* _TO DO_:
Search the data for the string "right" and extract every line where it appears.
>> begin PROVIDED RECORDS
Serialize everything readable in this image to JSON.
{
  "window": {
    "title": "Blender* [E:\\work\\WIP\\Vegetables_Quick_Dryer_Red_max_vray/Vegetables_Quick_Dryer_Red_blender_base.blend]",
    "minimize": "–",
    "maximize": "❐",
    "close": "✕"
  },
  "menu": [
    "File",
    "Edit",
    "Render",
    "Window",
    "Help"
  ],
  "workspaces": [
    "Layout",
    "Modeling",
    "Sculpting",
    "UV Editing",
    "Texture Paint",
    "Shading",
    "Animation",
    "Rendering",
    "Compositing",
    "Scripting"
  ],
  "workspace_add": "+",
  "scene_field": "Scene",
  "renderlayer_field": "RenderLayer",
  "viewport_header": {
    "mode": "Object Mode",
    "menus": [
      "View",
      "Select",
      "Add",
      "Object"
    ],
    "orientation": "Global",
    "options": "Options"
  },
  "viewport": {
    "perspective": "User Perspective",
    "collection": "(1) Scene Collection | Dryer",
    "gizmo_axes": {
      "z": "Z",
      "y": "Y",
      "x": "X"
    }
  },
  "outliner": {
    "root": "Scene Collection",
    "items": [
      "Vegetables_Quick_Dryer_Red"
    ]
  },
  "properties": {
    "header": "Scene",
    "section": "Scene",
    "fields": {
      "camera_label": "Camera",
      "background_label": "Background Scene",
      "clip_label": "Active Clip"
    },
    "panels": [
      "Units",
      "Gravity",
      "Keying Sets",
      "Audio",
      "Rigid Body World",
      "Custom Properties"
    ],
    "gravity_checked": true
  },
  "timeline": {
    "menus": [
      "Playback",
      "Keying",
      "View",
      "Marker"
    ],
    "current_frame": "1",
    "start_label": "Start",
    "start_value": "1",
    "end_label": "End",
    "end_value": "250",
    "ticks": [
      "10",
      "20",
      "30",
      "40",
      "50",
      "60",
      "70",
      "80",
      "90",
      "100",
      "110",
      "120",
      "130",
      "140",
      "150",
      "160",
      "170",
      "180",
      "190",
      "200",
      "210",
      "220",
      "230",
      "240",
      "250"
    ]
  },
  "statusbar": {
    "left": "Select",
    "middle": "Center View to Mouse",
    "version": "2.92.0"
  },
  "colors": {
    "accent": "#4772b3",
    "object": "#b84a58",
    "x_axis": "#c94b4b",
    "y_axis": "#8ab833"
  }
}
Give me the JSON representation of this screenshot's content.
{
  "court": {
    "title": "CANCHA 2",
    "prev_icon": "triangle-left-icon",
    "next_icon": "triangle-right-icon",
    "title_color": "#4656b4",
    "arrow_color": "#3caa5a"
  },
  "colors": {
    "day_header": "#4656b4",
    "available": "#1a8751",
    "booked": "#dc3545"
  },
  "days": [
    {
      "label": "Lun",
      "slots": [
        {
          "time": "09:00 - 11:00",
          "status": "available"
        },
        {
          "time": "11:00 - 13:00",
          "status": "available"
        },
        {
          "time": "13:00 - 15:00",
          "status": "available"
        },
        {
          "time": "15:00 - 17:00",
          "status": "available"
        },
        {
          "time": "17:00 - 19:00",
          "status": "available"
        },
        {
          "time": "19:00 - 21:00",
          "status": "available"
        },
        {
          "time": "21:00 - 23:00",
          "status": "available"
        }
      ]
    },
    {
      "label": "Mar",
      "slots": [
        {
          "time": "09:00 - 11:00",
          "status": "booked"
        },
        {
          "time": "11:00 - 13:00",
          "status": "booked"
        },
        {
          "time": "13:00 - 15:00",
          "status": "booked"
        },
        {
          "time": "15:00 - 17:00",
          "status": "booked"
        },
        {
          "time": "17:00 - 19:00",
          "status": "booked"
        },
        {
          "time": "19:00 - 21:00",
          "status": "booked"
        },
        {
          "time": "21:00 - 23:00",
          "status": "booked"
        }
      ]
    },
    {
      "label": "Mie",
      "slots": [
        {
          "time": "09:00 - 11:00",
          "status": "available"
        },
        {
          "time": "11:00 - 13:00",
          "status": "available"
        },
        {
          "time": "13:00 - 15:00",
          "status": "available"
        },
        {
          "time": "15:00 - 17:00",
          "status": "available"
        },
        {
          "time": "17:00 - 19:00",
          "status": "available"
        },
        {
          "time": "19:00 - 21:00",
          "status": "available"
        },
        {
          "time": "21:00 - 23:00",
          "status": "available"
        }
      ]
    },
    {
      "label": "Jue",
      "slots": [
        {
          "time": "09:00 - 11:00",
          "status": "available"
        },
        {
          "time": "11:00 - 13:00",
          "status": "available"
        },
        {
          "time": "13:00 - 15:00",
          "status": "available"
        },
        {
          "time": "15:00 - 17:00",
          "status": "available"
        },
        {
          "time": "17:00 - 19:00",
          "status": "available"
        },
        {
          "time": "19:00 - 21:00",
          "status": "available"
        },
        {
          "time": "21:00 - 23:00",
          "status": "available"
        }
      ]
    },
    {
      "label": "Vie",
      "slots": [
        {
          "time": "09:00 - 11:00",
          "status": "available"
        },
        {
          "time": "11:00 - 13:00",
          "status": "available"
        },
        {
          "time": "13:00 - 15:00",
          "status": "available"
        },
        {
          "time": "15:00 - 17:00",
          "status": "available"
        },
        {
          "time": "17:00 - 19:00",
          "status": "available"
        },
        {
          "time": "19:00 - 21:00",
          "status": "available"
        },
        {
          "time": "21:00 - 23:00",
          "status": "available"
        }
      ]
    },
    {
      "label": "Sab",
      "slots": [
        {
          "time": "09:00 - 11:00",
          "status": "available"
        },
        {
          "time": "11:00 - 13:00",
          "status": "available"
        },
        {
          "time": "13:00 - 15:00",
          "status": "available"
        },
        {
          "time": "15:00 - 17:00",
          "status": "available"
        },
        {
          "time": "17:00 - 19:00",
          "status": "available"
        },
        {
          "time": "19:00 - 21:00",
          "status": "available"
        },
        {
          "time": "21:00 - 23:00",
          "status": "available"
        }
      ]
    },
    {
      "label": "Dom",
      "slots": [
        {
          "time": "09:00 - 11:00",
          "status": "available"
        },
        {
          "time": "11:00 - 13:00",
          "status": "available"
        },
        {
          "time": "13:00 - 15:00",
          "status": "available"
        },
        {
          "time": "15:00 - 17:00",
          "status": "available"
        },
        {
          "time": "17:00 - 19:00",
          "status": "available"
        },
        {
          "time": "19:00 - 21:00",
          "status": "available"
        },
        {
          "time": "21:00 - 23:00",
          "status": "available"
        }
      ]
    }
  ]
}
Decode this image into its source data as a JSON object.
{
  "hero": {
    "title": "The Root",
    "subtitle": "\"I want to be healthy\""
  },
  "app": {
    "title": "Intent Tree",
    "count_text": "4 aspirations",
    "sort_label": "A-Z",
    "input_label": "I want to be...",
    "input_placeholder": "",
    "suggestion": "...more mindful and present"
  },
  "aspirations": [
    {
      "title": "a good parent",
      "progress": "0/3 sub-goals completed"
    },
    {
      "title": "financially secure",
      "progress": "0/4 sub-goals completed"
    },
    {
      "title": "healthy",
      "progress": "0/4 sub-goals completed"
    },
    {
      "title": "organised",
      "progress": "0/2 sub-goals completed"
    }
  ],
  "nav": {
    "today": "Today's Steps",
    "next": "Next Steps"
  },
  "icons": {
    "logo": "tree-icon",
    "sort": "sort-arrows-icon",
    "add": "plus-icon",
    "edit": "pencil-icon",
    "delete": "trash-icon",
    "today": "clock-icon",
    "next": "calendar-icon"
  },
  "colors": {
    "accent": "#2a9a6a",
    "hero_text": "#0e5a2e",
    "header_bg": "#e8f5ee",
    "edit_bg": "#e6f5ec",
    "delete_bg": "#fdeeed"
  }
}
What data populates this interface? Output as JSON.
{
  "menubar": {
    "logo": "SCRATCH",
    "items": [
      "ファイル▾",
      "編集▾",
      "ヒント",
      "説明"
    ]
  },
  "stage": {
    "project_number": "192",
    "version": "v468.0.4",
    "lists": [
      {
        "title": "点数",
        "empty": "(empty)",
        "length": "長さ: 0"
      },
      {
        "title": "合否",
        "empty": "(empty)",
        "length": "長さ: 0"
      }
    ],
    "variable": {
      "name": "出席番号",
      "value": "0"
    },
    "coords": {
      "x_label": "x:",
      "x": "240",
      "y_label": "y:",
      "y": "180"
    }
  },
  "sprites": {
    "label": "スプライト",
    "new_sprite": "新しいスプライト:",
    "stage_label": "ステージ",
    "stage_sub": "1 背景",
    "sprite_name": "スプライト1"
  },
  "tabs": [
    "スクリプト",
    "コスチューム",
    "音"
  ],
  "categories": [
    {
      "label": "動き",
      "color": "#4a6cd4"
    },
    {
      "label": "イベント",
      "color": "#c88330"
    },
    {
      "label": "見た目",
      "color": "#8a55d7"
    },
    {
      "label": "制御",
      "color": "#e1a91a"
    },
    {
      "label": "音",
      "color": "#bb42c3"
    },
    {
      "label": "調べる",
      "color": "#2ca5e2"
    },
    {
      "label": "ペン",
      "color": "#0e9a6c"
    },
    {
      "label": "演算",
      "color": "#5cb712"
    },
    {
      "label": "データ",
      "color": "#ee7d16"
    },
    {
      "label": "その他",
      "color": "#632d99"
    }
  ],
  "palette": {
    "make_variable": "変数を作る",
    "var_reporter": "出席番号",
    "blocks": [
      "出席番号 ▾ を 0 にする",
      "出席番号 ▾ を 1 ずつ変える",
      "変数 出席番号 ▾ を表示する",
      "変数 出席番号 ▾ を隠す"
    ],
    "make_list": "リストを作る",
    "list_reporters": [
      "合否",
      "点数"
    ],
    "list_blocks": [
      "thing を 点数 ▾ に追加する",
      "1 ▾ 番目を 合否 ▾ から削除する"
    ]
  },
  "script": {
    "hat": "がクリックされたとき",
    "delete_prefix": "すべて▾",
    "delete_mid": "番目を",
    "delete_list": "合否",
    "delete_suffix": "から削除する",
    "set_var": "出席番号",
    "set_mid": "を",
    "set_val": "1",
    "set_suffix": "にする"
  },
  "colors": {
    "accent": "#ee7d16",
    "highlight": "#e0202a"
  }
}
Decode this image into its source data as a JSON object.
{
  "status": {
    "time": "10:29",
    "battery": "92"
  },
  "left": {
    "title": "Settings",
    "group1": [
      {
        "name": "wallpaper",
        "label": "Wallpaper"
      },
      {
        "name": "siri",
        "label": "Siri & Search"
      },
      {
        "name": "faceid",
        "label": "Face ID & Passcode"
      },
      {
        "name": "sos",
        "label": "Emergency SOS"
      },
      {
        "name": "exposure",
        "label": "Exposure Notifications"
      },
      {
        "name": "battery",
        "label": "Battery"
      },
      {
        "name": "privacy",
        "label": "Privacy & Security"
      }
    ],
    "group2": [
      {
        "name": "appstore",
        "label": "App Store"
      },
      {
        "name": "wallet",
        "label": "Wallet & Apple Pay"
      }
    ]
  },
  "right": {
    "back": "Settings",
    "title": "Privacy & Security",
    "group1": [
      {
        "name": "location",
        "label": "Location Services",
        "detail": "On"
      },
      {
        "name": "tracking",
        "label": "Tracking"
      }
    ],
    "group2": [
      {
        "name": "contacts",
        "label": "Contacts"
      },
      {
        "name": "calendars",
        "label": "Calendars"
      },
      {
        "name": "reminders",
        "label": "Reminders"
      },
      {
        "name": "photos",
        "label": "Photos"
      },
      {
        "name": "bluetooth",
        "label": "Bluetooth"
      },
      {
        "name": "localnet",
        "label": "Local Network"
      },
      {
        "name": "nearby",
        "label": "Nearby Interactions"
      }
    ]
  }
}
>> end PROVIDED RECORDS
* _OUTPUT FOR THIS TASK_:
    "next_icon": "triangle-right-icon",
  "right": {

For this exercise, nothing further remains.